*EXERCISE OBJECTIVE*
Return only the number of lines holding the word "JSON".

*** DATASET ENTRIES

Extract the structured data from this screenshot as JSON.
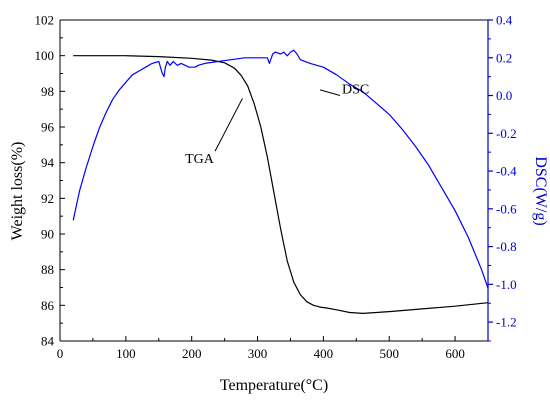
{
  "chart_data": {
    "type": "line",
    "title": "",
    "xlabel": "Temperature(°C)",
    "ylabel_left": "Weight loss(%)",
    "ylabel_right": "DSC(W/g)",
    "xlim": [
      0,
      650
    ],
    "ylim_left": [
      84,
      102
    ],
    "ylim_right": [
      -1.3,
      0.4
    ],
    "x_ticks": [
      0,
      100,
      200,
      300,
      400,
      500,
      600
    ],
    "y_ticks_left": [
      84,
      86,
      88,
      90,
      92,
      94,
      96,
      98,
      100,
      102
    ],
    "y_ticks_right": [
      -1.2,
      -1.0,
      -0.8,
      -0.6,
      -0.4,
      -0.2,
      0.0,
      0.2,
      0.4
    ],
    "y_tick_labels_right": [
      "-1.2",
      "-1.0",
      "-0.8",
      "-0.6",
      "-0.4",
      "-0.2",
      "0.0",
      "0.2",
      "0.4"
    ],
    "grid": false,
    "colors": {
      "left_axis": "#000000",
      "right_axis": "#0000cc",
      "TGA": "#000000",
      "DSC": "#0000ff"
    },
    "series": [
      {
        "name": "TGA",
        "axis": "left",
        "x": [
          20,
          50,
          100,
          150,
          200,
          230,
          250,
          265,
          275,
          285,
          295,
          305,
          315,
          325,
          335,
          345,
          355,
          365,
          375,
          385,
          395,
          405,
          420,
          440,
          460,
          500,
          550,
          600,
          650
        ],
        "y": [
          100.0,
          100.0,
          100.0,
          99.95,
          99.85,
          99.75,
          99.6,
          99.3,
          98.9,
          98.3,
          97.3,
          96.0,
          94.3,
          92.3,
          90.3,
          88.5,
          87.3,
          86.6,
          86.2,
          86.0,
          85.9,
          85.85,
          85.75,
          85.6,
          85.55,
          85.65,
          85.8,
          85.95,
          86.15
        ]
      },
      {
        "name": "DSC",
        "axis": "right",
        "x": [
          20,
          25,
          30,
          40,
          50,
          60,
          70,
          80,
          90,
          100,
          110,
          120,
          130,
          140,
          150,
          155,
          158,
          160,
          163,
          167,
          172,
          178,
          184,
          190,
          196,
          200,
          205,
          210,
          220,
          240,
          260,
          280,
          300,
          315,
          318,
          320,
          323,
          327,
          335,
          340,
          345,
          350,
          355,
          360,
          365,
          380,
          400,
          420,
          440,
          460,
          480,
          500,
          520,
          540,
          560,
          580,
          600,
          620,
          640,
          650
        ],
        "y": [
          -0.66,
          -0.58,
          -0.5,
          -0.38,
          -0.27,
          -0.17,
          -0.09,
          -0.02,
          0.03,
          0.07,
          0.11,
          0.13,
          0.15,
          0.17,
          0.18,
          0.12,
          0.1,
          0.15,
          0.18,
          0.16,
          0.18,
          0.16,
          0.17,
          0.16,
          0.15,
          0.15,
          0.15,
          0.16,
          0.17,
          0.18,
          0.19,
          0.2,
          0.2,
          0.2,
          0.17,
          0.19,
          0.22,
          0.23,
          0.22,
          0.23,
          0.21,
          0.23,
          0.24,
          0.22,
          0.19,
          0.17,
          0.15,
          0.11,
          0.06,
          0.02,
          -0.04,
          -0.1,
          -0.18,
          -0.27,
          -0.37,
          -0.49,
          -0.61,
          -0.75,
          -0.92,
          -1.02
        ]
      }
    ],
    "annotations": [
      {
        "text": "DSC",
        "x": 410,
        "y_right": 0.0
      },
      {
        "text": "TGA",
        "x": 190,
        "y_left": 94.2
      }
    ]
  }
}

******
*** DATASET ENTRIES

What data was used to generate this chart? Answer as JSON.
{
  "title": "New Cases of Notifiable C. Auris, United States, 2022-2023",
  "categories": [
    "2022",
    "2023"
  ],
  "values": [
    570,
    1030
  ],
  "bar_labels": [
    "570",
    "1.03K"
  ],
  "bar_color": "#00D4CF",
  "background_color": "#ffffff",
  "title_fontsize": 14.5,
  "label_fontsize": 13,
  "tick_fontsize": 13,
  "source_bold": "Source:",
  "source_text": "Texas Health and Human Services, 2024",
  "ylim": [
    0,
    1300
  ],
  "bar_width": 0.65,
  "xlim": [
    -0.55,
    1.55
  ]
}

******

*OUTPUT BELOW*
2